::: Records for the exercise :::

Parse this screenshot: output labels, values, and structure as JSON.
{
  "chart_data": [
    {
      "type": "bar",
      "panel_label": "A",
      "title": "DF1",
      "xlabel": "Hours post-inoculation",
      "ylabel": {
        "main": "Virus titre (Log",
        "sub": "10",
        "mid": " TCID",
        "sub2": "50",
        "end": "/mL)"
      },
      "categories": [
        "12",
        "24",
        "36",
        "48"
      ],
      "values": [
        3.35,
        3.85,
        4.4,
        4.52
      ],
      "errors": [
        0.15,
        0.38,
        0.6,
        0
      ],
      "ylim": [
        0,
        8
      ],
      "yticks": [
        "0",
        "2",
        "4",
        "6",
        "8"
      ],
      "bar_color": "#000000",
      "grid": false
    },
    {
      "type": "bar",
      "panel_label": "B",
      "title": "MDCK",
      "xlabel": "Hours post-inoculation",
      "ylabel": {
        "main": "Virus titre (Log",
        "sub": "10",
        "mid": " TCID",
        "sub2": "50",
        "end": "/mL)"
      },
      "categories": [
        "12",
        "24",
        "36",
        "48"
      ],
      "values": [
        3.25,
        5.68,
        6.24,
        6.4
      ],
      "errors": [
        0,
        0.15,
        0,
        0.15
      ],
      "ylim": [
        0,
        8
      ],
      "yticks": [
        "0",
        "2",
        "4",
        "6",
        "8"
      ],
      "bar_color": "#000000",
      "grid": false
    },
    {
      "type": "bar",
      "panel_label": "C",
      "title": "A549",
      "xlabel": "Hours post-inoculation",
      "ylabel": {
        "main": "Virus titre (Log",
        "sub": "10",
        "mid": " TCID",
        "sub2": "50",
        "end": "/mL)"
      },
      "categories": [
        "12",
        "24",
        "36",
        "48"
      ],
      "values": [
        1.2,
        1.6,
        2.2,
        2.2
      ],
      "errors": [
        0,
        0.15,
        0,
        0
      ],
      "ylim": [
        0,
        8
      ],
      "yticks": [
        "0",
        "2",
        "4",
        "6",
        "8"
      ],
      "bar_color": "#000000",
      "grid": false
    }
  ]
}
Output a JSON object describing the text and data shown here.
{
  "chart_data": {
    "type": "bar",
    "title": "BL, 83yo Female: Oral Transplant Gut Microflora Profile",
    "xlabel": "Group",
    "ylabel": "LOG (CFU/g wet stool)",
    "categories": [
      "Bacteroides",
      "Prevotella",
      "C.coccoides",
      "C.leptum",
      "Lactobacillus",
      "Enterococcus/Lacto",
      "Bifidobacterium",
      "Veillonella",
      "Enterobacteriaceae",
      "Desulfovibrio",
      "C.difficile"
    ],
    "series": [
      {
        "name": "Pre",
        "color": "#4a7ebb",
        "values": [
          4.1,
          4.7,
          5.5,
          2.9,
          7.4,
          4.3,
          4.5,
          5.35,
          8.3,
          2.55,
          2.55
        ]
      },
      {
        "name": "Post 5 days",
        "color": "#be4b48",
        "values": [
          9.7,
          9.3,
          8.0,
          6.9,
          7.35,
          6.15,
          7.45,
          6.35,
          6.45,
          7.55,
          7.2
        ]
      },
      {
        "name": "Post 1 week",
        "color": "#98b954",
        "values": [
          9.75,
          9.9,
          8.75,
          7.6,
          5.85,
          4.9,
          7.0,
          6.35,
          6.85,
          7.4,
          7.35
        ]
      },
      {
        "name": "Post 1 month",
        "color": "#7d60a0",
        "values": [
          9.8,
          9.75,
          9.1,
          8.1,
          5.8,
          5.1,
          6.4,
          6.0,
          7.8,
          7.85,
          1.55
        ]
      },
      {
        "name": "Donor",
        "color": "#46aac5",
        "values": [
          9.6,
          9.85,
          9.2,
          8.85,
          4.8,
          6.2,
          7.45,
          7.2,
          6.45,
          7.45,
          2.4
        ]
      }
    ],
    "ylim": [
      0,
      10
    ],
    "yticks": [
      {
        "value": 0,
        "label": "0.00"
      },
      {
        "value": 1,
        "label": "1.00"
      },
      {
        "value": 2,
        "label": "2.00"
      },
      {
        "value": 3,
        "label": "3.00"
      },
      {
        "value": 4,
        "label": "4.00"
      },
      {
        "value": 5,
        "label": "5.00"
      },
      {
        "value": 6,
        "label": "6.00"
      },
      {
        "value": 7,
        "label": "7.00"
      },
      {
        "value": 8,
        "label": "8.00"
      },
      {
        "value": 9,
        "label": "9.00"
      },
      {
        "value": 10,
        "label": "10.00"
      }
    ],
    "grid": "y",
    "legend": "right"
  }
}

:::

With the records above in view, retype each one exactly.

**Completed exercise**:
Parse this screenshot: output labels, values, and structure as JSON.
{
  "chart_data": [
    {
      "type": "bar",
      "panel_label": "A",
      "title": "DF1",
      "xlabel": "Hours post-inoculation",
      "ylabel": {
        "main": "Virus titre (Log",
        "sub": "10",
        "mid": " TCID",
        "sub2": "50",
        "end": "/mL)"
      },
      "categories": [
        "12",
        "24",
        "36",
        "48"
      ],
      "values": [
        3.35,
        3.85,
        4.4,
        4.52
      ],
      "errors": [
        0.15,
        0.38,
        0.6,
        0
      ],
      "ylim": [
        0,
        8
      ],
      "yticks": [
        "0",
        "2",
        "4",
        "6",
        "8"
      ],
      "bar_color": "#000000",
      "grid": false
    },
    {
      "type": "bar",
      "panel_label": "B",
      "title": "MDCK",
      "xlabel": "Hours post-inoculation",
      "ylabel": {
        "main": "Virus titre (Log",
        "sub": "10",
        "mid": " TCID",
        "sub2": "50",
        "end": "/mL)"
      },
      "categories": [
        "12",
        "24",
        "36",
        "48"
      ],
      "values": [
        3.25,
        5.68,
        6.24,
        6.4
      ],
      "errors": [
        0,
        0.15,
        0,
        0.15
      ],
      "ylim": [
        0,
        8
      ],
      "yticks": [
        "0",
        "2",
        "4",
        "6",
        "8"
      ],
      "bar_color": "#000000",
      "grid": false
    },
    {
      "type": "bar",
      "panel_label": "C",
      "title": "A549",
      "xlabel": "Hours post-inoculation",
      "ylabel": {
        "main": "Virus titre (Log",
        "sub": "10",
        "mid": " TCID",
        "sub2": "50",
        "end": "/mL)"
      },
      "categories": [
        "12",
        "24",
        "36",
        "48"
      ],
      "values": [
        1.2,
        1.6,
        2.2,
        2.2
      ],
      "errors": [
        0,
        0.15,
        0,
        0
      ],
      "ylim": [
        0,
        8
      ],
      "yticks": [
        "0",
        "2",
        "4",
        "6",
        "8"
      ],
      "bar_color": "#000000",
      "grid": false
    }
  ]
}
Output a JSON object describing the text and data shown here.
{
  "chart_data": {
    "type": "bar",
    "title": "BL, 83yo Female: Oral Transplant Gut Microflora Profile",
    "xlabel": "Group",
    "ylabel": "LOG (CFU/g wet stool)",
    "categories": [
      "Bacteroides",
      "Prevotella",
      "C.coccoides",
      "C.leptum",
      "Lactobacillus",
      "Enterococcus/Lacto",
      "Bifidobacterium",
      "Veillonella",
      "Enterobacteriaceae",
      "Desulfovibrio",
      "C.difficile"
    ],
    "series": [
      {
        "name": "Pre",
        "color": "#4a7ebb",
        "values": [
          4.1,
          4.7,
          5.5,
          2.9,
          7.4,
          4.3,
          4.5,
          5.35,
          8.3,
          2.55,
          2.55
        ]
      },
      {
        "name": "Post 5 days",
        "color": "#be4b48",
        "values": [
          9.7,
          9.3,
          8.0,
          6.9,
          7.35,
          6.15,
          7.45,
          6.35,
          6.45,
          7.55,
          7.2
        ]
      },
      {
        "name": "Post 1 week",
        "color": "#98b954",
        "values": [
          9.75,
          9.9,
          8.75,
          7.6,
          5.85,
          4.9,
          7.0,
          6.35,
          6.85,
          7.4,
          7.35
        ]
      },
      {
        "name": "Post 1 month",
        "color": "#7d60a0",
        "values": [
          9.8,
          9.75,
          9.1,
          8.1,
          5.8,
          5.1,
          6.4,
          6.0,
          7.8,
          7.85,
          1.55
        ]
      },
      {
        "name": "Donor",
        "color": "#46aac5",
        "values": [
          9.6,
          9.85,
          9.2,
          8.85,
          4.8,
          6.2,
          7.45,
          7.2,
          6.45,
          7.45,
          2.4
        ]
      }
    ],
    "ylim": [
      0,
      10
    ],
    "yticks": [
      {
        "value": 0,
        "label": "0.00"
      },
      {
        "value": 1,
        "label": "1.00"
      },
      {
        "value": 2,
        "label": "2.00"
      },
      {
        "value": 3,
        "label": "3.00"
      },
      {
        "value": 4,
        "label": "4.00"
      },
      {
        "value": 5,
        "label": "5.00"
      },
      {
        "value": 6,
        "label": "6.00"
      },
      {
        "value": 7,
        "label": "7.00"
      },
      {
        "value": 8,
        "label": "8.00"
      },
      {
        "value": 9,
        "label": "9.00"
      },
      {
        "value": 10,
        "label": "10.00"
      }
    ],
    "grid": "y",
    "legend": "right"
  }
}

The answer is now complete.